» WHAT TO DO: Exactly reproduce the lines that follow.

-------- DATASET ENTRIES

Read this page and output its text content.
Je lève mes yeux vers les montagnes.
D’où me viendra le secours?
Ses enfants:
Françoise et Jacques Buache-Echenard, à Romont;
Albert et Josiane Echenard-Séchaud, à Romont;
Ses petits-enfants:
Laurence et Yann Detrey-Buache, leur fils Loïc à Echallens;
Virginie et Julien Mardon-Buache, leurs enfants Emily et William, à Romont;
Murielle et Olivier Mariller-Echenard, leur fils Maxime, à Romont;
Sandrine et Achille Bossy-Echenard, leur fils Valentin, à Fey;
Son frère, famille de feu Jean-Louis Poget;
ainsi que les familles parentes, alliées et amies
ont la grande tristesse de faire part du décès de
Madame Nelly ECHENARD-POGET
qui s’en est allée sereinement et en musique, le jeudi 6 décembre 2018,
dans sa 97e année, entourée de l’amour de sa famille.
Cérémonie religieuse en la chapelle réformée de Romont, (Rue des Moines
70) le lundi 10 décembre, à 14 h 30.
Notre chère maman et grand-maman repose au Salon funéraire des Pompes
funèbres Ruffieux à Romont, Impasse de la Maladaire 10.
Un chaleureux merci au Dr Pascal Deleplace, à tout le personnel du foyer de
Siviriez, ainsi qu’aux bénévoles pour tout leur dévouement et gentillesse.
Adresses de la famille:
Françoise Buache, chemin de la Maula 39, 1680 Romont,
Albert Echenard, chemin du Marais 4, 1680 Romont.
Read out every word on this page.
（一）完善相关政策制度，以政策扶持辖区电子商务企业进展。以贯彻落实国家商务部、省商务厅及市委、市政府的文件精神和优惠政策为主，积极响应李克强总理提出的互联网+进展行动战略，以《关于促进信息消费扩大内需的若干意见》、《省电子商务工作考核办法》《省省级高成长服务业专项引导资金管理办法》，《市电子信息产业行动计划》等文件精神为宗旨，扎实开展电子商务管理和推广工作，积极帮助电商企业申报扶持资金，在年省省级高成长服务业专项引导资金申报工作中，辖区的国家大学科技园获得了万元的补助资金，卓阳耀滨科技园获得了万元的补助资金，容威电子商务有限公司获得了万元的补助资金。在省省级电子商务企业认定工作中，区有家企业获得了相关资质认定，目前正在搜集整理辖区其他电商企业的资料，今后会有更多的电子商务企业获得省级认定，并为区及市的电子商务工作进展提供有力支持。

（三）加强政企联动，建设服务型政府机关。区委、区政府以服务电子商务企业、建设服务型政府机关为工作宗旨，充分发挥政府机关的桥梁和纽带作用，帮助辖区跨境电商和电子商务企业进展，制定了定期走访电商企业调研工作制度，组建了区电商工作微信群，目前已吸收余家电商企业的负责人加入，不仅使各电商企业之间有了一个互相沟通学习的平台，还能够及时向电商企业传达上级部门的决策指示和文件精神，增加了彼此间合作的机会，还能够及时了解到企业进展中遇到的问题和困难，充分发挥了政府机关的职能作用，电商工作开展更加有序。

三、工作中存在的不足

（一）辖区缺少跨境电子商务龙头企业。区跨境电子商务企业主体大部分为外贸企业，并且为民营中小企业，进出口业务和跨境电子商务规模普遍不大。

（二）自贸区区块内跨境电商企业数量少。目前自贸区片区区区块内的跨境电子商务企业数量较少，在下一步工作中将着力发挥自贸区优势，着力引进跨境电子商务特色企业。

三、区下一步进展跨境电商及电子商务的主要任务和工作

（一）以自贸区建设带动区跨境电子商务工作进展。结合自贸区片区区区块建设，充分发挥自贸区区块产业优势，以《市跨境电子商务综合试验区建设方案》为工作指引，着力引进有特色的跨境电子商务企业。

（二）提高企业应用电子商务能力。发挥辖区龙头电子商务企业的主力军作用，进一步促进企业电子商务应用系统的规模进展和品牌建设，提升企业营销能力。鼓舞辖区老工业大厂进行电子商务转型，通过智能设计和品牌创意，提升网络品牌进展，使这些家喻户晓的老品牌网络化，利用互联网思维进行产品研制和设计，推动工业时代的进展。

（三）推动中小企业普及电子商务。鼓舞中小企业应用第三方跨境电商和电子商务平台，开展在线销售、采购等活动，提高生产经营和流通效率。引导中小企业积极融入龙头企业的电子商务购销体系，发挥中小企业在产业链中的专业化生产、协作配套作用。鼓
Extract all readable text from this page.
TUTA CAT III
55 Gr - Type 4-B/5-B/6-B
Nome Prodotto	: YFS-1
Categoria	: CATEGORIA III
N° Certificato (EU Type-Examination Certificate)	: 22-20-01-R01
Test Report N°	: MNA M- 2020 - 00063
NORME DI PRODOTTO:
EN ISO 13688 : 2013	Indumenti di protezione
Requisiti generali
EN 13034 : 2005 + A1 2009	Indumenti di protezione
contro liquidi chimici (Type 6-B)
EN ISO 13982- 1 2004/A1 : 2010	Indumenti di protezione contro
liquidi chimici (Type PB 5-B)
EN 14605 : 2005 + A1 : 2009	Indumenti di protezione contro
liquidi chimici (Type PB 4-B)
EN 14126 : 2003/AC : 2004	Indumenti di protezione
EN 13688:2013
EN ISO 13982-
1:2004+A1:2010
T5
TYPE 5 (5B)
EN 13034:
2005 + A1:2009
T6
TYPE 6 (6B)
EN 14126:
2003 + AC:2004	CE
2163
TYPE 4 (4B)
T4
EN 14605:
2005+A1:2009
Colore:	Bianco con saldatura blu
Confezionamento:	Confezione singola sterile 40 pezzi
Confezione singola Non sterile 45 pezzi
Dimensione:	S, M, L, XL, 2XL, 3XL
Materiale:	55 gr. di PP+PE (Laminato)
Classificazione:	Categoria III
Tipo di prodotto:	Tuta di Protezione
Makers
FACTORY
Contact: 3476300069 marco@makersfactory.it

----------------

» FINAL RESULT:
Read this page and output its text content.
Je lève mes yeux vers les montagnes.
D’où me viendra le secours?
Ses enfants:
Françoise et Jacques Buache-Echenard, à Romont;
Albert et Josiane Echenard-Séchaud, à Romont;
Ses petits-enfants:
Laurence et Yann Detrey-Buache, leur fils Loïc à Echallens;
Virginie et Julien Mardon-Buache, leurs enfants Emily et William, à Romont;
Murielle et Olivier Mariller-Echenard, leur fils Maxime, à Romont;
Sandrine et Achille Bossy-Echenard, leur fils Valentin, à Fey;
Son frère, famille de feu Jean-Louis Poget;
ainsi que les familles parentes, alliées et amies
ont la grande tristesse de faire part du décès de
Madame Nelly ECHENARD-POGET
qui s’en est allée sereinement et en musique, le jeudi 6 décembre 2018,
dans sa 97e année, entourée de l’amour de sa famille.
Cérémonie religieuse en la chapelle réformée de Romont, (Rue des Moines
70) le lundi 10 décembre, à 14 h 30.
Notre chère maman et grand-maman repose au Salon funéraire des Pompes
funèbres Ruffieux à Romont, Impasse de la Maladaire 10.
Un chaleureux merci au Dr Pascal Deleplace, à tout le personnel du foyer de
Siviriez, ainsi qu’aux bénévoles pour tout leur dévouement et gentillesse.
Adresses de la famille:
Françoise Buache, chemin de la Maula 39, 1680 Romont,
Albert Echenard, chemin du Marais 4, 1680 Romont.
Read out every word on this page.
（一）完善相关政策制度，以政策扶持辖区电子商务企业进展。以贯彻落实国家商务部、省商务厅及市委、市政府的文件精神和优惠政策为主，积极响应李克强总理提出的互联网+进展行动战略，以《关于促进信息消费扩大内需的若干意见》、《省电子商务工作考核办法》《省省级高成长服务业专项引导资金管理办法》，《市电子信息产业行动计划》等文件精神为宗旨，扎实开展电子商务管理和推广工作，积极帮助电商企业申报扶持资金，在年省省级高成长服务业专项引导资金申报工作中，辖区的国家大学科技园获得了万元的补助资金，卓阳耀滨科技园获得了万元的补助资金，容威电子商务有限公司获得了万元的补助资金。在省省级电子商务企业认定工作中，区有家企业获得了相关资质认定，目前正在搜集整理辖区其他电商企业的资料，今后会有更多的电子商务企业获得省级认定，并为区及市的电子商务工作进展提供有力支持。

（三）加强政企联动，建设服务型政府机关。区委、区政府以服务电子商务企业、建设服务型政府机关为工作宗旨，充分发挥政府机关的桥梁和纽带作用，帮助辖区跨境电商和电子商务企业进展，制定了定期走访电商企业调研工作制度，组建了区电商工作微信群，目前已吸收余家电商企业的负责人加入，不仅使各电商企业之间有了一个互相沟通学习的平台，还能够及时向电商企业传达上级部门的决策指示和文件精神，增加了彼此间合作的机会，还能够及时了解到企业进展中遇到的问题和困难，充分发挥了政府机关的职能作用，电商工作开展更加有序。

三、工作中存在的不足

（一）辖区缺少跨境电子商务龙头企业。区跨境电子商务企业主体大部分为外贸企业，并且为民营中小企业，进出口业务和跨境电子商务规模普遍不大。

（二）自贸区区块内跨境电商企业数量少。目前自贸区片区区区块内的跨境电子商务企业数量较少，在下一步工作中将着力发挥自贸区优势，着力引进跨境电子商务特色企业。

三、区下一步进展跨境电商及电子商务的主要任务和工作

（一）以自贸区建设带动区跨境电子商务工作进展。结合自贸区片区区区块建设，充分发挥自贸区区块产业优势，以《市跨境电子商务综合试验区建设方案》为工作指引，着力引进有特色的跨境电子商务企业。

（二）提高企业应用电子商务能力。发挥辖区龙头电子商务企业的主力军作用，进一步促进企业电子商务应用系统的规模进展和品牌建设，提升企业营销能力。鼓舞辖区老工业大厂进行电子商务转型，通过智能设计和品牌创意，提升网络品牌进展，使这些家喻户晓的老品牌网络化，利用互联网思维进行产品研制和设计，推动工业时代的进展。

（三）推动中小企业普及电子商务。鼓舞中小企业应用第三方跨境电商和电子商务平台，开展在线销售、采购等活动，提高生产经营和流通效率。引导中小企业积极融入龙头企业的电子商务购销体系，发挥中小企业在产业链中的专业化生产、协作配套作用。鼓
Extract all readable text from this page.
TUTA CAT III
55 Gr - Type 4-B/5-B/6-B
Nome Prodotto	: YFS-1
Categoria	: CATEGORIA III
N° Certificato (EU Type-Examination Certificate)	: 22-20-01-R01
Test Report N°	: MNA M- 2020 - 00063
NORME DI PRODOTTO:
EN ISO 13688 : 2013	Indumenti di protezione
Requisiti generali
EN 13034 : 2005 + A1 2009	Indumenti di protezione
contro liquidi chimici (Type 6-B)
EN ISO 13982- 1 2004/A1 : 2010	Indumenti di protezione contro
liquidi chimici (Type PB 5-B)
EN 14605 : 2005 + A1 : 2009	Indumenti di protezione contro
liquidi chimici (Type PB 4-B)
EN 14126 : 2003/AC : 2004	Indumenti di protezione
EN 13688:2013
EN ISO 13982-
1:2004+A1:2010
T5
TYPE 5 (5B)
EN 13034:
2005 + A1:2009
T6
TYPE 6 (6B)
EN 14126:
2003 + AC:2004	CE
2163
TYPE 4 (4B)
T4
EN 14605:
2005+A1:2009
Colore:	Bianco con saldatura blu
Confezionamento:	Confezione singola sterile 40 pezzi
Confezione singola Non sterile 45 pezzi
Dimensione:	S, M, L, XL, 2XL, 3XL
Materiale:	55 gr. di PP+PE (Laminato)
Classificazione:	Categoria III
Tipo di prodotto:	Tuta di Protezione
Makers
FACTORY
Contact: 3476300069 marco@makersfactory.it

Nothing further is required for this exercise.